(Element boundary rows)
┄┄┄┄┄┄
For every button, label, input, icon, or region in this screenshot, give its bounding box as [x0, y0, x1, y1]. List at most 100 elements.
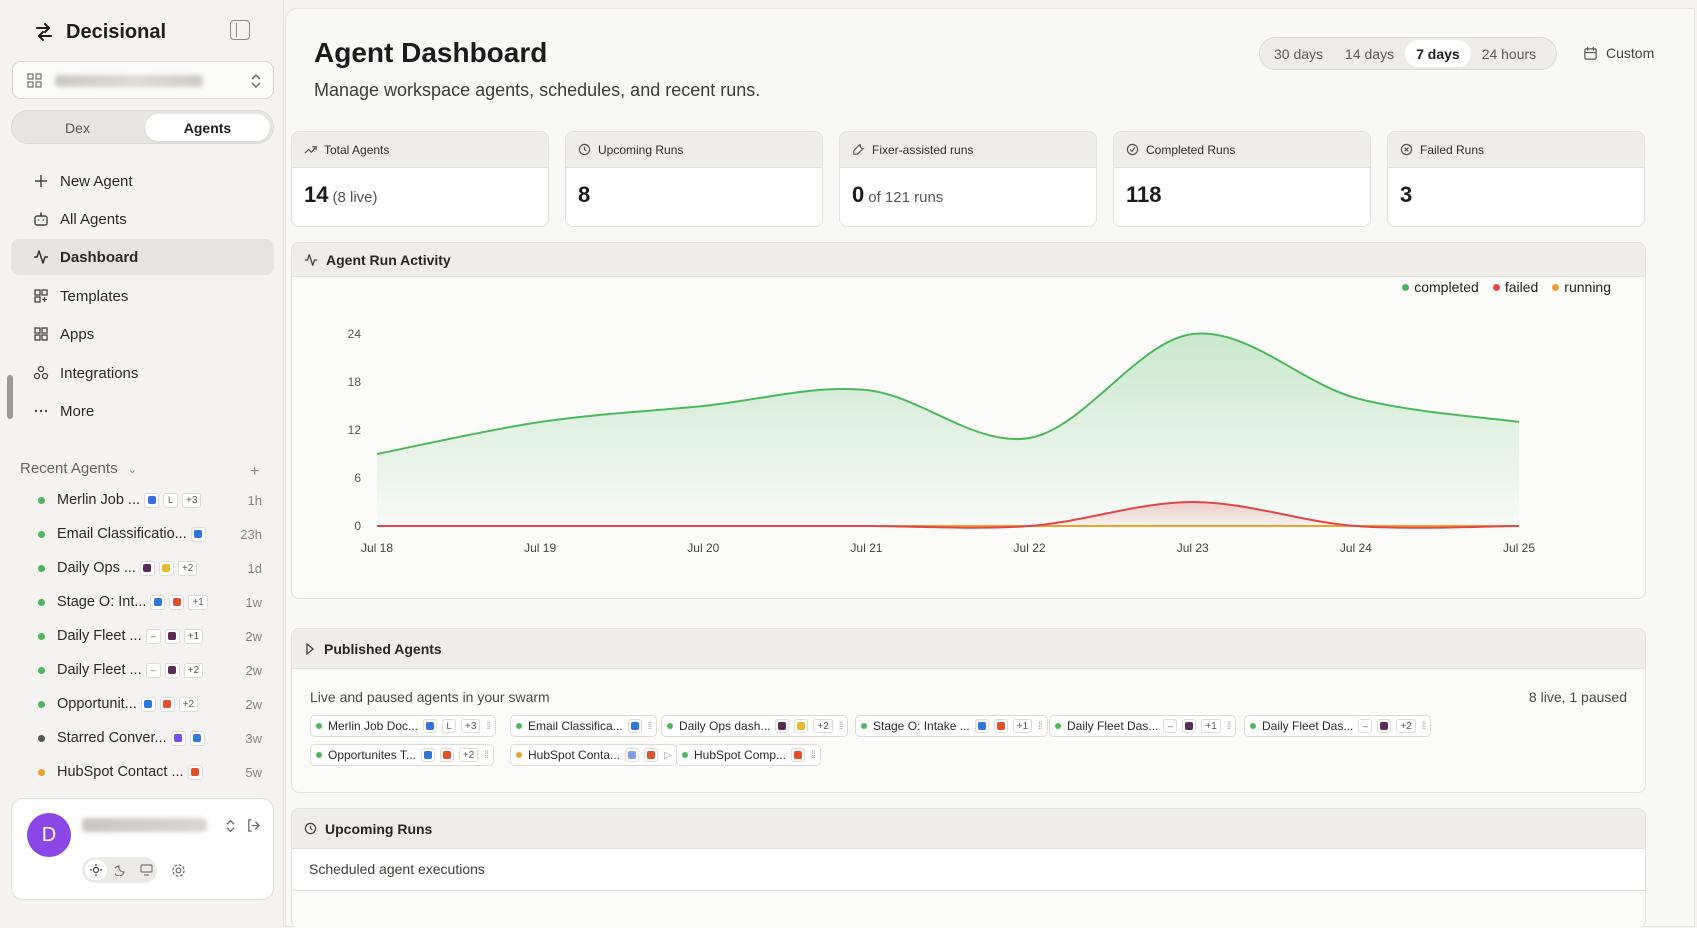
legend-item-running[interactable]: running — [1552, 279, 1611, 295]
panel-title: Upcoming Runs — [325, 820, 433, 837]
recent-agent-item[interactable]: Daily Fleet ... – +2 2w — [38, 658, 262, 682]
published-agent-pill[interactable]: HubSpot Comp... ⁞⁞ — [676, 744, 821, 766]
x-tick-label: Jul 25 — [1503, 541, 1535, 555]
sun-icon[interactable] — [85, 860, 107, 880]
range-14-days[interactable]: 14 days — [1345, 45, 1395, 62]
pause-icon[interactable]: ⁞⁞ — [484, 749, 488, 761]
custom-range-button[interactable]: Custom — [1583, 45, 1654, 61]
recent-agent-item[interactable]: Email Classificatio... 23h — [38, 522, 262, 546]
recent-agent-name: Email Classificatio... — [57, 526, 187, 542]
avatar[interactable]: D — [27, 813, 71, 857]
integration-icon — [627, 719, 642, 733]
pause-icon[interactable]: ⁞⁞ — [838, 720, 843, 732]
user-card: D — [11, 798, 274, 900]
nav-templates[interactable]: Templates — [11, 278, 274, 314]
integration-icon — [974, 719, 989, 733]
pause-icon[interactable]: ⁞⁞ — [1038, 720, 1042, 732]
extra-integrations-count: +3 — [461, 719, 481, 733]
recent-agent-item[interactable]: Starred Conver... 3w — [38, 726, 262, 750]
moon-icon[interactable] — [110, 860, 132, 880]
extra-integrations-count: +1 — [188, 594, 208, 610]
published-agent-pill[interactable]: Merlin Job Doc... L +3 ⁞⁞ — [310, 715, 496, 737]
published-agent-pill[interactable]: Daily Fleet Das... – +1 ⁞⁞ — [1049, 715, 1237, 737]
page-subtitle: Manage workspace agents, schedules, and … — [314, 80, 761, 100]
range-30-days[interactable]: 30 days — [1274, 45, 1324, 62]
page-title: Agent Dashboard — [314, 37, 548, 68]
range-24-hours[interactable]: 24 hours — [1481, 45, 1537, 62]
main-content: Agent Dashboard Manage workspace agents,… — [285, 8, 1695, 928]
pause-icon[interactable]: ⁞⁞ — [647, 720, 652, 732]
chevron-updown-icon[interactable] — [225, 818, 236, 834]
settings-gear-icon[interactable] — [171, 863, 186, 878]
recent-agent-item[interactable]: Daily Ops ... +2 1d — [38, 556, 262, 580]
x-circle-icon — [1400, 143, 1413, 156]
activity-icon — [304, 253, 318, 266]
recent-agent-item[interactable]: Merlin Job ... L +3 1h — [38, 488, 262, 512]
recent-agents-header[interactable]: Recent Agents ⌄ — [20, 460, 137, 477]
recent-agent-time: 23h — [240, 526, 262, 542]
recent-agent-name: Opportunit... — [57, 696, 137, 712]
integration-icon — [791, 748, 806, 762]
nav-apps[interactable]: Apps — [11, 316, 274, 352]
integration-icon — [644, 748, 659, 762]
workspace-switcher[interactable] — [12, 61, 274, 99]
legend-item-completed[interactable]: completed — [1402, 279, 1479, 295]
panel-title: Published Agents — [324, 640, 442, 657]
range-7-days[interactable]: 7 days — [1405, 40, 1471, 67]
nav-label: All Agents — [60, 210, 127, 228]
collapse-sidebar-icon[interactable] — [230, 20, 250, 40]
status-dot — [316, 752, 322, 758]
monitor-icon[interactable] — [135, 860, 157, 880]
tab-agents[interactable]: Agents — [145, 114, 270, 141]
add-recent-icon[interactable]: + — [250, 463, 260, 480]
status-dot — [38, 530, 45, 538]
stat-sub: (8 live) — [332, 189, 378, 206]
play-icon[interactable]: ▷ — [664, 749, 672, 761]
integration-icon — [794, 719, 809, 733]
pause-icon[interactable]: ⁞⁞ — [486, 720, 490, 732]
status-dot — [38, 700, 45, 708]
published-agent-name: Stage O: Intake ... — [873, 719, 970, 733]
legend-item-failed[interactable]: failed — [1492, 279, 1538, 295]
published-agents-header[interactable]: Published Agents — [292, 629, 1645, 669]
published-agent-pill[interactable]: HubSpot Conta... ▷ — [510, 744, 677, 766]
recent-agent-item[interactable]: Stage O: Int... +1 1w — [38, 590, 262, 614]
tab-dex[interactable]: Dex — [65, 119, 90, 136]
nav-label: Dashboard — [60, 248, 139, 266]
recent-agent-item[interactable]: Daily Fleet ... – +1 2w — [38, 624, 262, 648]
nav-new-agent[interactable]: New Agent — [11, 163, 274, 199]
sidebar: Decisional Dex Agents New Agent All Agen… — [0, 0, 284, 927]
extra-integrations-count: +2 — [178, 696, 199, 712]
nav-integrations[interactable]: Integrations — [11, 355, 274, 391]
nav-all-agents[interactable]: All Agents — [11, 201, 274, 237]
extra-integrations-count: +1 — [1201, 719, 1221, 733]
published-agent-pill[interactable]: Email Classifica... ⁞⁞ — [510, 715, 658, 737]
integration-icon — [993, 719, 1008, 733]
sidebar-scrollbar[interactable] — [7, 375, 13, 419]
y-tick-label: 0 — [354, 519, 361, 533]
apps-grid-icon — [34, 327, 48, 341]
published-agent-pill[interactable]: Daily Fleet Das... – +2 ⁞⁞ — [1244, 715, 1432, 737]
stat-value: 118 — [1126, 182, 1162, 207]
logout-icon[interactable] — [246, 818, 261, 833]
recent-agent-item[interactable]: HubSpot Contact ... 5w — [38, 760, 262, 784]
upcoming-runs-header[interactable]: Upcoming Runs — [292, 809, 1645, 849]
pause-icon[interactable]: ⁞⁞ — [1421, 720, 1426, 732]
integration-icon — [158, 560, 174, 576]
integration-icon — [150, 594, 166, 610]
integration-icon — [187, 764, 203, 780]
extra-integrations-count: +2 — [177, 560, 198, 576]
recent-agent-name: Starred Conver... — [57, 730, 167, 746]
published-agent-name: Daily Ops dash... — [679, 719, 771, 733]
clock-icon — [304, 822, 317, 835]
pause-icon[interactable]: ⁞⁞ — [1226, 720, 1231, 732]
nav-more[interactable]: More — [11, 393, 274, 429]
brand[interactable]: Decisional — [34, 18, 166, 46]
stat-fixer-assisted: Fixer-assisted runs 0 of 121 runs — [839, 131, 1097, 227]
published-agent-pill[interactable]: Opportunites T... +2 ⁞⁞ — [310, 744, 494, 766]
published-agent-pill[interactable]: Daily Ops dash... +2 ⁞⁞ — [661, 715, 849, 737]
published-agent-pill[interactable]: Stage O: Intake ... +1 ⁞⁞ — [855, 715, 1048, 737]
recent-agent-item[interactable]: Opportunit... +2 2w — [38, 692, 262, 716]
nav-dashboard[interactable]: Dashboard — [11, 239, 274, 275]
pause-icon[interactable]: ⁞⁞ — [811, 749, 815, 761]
┄┄┄┄┄┄
## [WHAT YOU SHOULD DO]
Transcribe every row above line for line with no changes, omitting the pictures from your answer.

## [WORKED ANSWER]
For every button, label, input, icon, or region in this screenshot, give its bounding box as [x0, y0, x1, y1]. List at most 100 elements.
legend-item-running[interactable]: running — [1552, 279, 1611, 295]
panel-title: Upcoming Runs — [325, 820, 433, 837]
recent-agent-item[interactable]: Daily Fleet ... – +2 2w — [38, 658, 262, 682]
published-agent-pill[interactable]: HubSpot Comp... ⁞⁞ — [676, 744, 821, 766]
x-tick-label: Jul 25 — [1503, 541, 1535, 555]
sun-icon[interactable] — [85, 860, 107, 880]
range-14-days[interactable]: 14 days — [1345, 45, 1395, 62]
pause-icon[interactable]: ⁞⁞ — [484, 749, 488, 761]
custom-range-button[interactable]: Custom — [1583, 45, 1654, 61]
recent-agent-item[interactable]: Email Classificatio... 23h — [38, 522, 262, 546]
recent-agent-name: Email Classificatio... — [57, 526, 187, 542]
avatar[interactable]: D — [27, 813, 71, 857]
integration-icon — [627, 719, 642, 733]
pause-icon[interactable]: ⁞⁞ — [838, 720, 843, 732]
user-card: D — [11, 798, 274, 900]
nav-templates[interactable]: Templates — [11, 278, 274, 314]
integration-icon — [974, 719, 989, 733]
pause-icon[interactable]: ⁞⁞ — [1038, 720, 1042, 732]
extra-integrations-count: +3 — [461, 719, 481, 733]
recent-agent-item[interactable]: Starred Conver... 3w — [38, 726, 262, 750]
moon-icon[interactable] — [110, 860, 132, 880]
extra-integrations-count: +1 — [188, 594, 208, 610]
published-agent-pill[interactable]: Merlin Job Doc... L +3 ⁞⁞ — [310, 715, 496, 737]
published-agent-pill[interactable]: Daily Fleet Das... – +1 ⁞⁞ — [1049, 715, 1237, 737]
page-subtitle: Manage workspace agents, schedules, and … — [314, 80, 761, 100]
range-30-days[interactable]: 30 days — [1274, 45, 1324, 62]
page-title: Agent Dashboard — [314, 37, 548, 68]
range-24-hours[interactable]: 24 hours — [1481, 45, 1537, 62]
main-content: Agent Dashboard Manage workspace agents,… — [285, 8, 1695, 928]
pause-icon[interactable]: ⁞⁞ — [647, 720, 652, 732]
chevron-updown-icon[interactable] — [225, 818, 236, 834]
settings-gear-icon[interactable] — [171, 863, 186, 878]
recent-agent-item[interactable]: Daily Ops ... +2 1d — [38, 556, 262, 580]
x-circle-icon — [1400, 143, 1413, 156]
activity-icon — [304, 253, 318, 266]
recent-agent-item[interactable]: Merlin Job ... L +3 1h — [38, 488, 262, 512]
recent-agents-header[interactable]: Recent Agents ⌄ — [20, 460, 137, 477]
recent-agent-time: 23h — [240, 526, 262, 542]
recent-agent-name: Opportunit... — [57, 696, 137, 712]
integration-icon — [791, 748, 806, 762]
nav-apps[interactable]: Apps — [11, 316, 274, 352]
integration-icon — [644, 748, 659, 762]
workspace-switcher[interactable] — [12, 61, 274, 99]
legend-item-completed[interactable]: completed — [1402, 279, 1479, 295]
panel-title: Published Agents — [324, 640, 442, 657]
range-7-days[interactable]: 7 days — [1405, 40, 1471, 67]
nav-label: All Agents — [60, 210, 127, 228]
collapse-sidebar-icon[interactable] — [230, 20, 250, 40]
status-dot — [316, 752, 322, 758]
monitor-icon[interactable] — [135, 860, 157, 880]
tab-agents[interactable]: Agents — [145, 114, 270, 141]
add-recent-icon[interactable]: + — [250, 463, 260, 480]
status-dot — [38, 530, 45, 538]
stat-sub: (8 live) — [332, 189, 378, 206]
play-icon[interactable]: ▷ — [664, 749, 672, 761]
integration-icon — [794, 719, 809, 733]
pause-icon[interactable]: ⁞⁞ — [486, 720, 490, 732]
status-dot — [38, 700, 45, 708]
published-agent-name: Stage O: Intake ... — [873, 719, 970, 733]
legend-item-failed[interactable]: failed — [1492, 279, 1538, 295]
published-agents-header[interactable]: Published Agents — [292, 629, 1645, 669]
published-agent-pill[interactable]: HubSpot Conta... ▷ — [510, 744, 677, 766]
recent-agent-item[interactable]: Stage O: Int... +1 1w — [38, 590, 262, 614]
tab-dex[interactable]: Dex — [65, 119, 90, 136]
nav-label: Dashboard — [60, 248, 139, 266]
recent-agent-item[interactable]: Daily Fleet ... – +1 2w — [38, 624, 262, 648]
nav-new-agent[interactable]: New Agent — [11, 163, 274, 199]
sidebar: Decisional Dex Agents New Agent All Agen… — [0, 0, 284, 927]
extra-integrations-count: +2 — [178, 696, 199, 712]
nav-integrations[interactable]: Integrations — [11, 355, 274, 391]
nav-all-agents[interactable]: All Agents — [11, 201, 274, 237]
extra-integrations-count: +1 — [1201, 719, 1221, 733]
published-agent-pill[interactable]: Email Classifica... ⁞⁞ — [510, 715, 658, 737]
integration-icon — [993, 719, 1008, 733]
sidebar-scrollbar[interactable] — [7, 375, 13, 419]
y-tick-label: 0 — [354, 519, 361, 533]
apps-grid-icon — [34, 327, 48, 341]
published-agent-pill[interactable]: Daily Fleet Das... – +2 ⁞⁞ — [1244, 715, 1432, 737]
stat-value: 118 — [1126, 182, 1162, 207]
logout-icon[interactable] — [246, 818, 261, 833]
recent-agent-item[interactable]: HubSpot Contact ... 5w — [38, 760, 262, 784]
upcoming-runs-header[interactable]: Upcoming Runs — [292, 809, 1645, 849]
pause-icon[interactable]: ⁞⁞ — [1421, 720, 1426, 732]
integration-icon — [158, 560, 174, 576]
integration-icon — [150, 594, 166, 610]
integration-icon — [187, 764, 203, 780]
extra-integrations-count: +2 — [177, 560, 198, 576]
recent-agent-name: Starred Conver... — [57, 730, 167, 746]
published-agent-name: Daily Ops dash... — [679, 719, 771, 733]
clock-icon — [304, 822, 317, 835]
pause-icon[interactable]: ⁞⁞ — [1226, 720, 1231, 732]
nav-more[interactable]: More — [11, 393, 274, 429]
brand[interactable]: Decisional — [34, 18, 166, 46]
stat-fixer-assisted: Fixer-assisted runs 0 of 121 runs — [839, 131, 1097, 227]
published-agent-pill[interactable]: Opportunites T... +2 ⁞⁞ — [310, 744, 494, 766]
published-agent-pill[interactable]: Daily Ops dash... +2 ⁞⁞ — [661, 715, 849, 737]
published-agent-pill[interactable]: Stage O: Intake ... +1 ⁞⁞ — [855, 715, 1048, 737]
recent-agent-item[interactable]: Opportunit... +2 2w — [38, 692, 262, 716]
nav-dashboard[interactable]: Dashboard — [11, 239, 274, 275]
pause-icon[interactable]: ⁞⁞ — [811, 749, 815, 761]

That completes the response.